Stored items

**********

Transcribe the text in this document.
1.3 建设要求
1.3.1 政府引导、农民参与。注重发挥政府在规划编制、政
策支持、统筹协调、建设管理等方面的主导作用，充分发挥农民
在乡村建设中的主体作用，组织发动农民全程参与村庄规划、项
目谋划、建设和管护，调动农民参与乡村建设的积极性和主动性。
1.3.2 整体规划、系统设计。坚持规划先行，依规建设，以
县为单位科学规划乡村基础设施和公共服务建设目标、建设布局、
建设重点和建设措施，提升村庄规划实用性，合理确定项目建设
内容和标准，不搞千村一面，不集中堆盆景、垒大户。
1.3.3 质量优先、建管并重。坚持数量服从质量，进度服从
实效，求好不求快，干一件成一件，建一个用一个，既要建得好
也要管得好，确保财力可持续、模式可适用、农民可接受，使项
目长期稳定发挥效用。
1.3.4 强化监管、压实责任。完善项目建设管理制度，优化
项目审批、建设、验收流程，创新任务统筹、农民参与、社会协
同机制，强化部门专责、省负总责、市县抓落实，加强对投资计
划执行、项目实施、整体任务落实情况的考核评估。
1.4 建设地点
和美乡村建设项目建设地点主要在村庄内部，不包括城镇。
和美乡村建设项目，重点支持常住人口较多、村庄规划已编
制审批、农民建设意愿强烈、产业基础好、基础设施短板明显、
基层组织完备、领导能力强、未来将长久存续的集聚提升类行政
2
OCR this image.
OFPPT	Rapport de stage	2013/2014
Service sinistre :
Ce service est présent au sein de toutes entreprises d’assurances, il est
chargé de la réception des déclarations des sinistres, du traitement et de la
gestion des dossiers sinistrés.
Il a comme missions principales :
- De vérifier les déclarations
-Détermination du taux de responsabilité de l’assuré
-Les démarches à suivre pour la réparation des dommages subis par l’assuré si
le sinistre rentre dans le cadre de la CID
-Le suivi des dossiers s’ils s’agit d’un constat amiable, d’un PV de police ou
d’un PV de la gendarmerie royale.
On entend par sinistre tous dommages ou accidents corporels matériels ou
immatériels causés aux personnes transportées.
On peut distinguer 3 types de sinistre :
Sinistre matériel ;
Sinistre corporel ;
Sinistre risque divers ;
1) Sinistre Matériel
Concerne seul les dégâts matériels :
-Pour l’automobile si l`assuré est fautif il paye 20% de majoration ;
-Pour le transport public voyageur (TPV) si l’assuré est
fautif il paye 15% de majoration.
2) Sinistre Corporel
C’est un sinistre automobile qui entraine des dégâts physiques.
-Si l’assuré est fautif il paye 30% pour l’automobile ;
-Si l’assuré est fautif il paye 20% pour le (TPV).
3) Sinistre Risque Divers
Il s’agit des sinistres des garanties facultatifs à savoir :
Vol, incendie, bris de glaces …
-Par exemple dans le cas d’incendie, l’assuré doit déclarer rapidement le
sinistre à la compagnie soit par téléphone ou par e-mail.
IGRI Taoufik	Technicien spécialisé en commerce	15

**********

*OBJECTIVE*
In the entries above, locate every line with the word "paye" and copy it.

*SOLUTION TO THIS EXERCISE*
-Pour l’automobile si l`assuré est fautif il paye 20% de majoration ;
fautif il paye 15% de majoration.
-Si l’assuré est fautif il paye 30% pour l’automobile ;
-Si l’assuré est fautif il paye 20% pour le (TPV).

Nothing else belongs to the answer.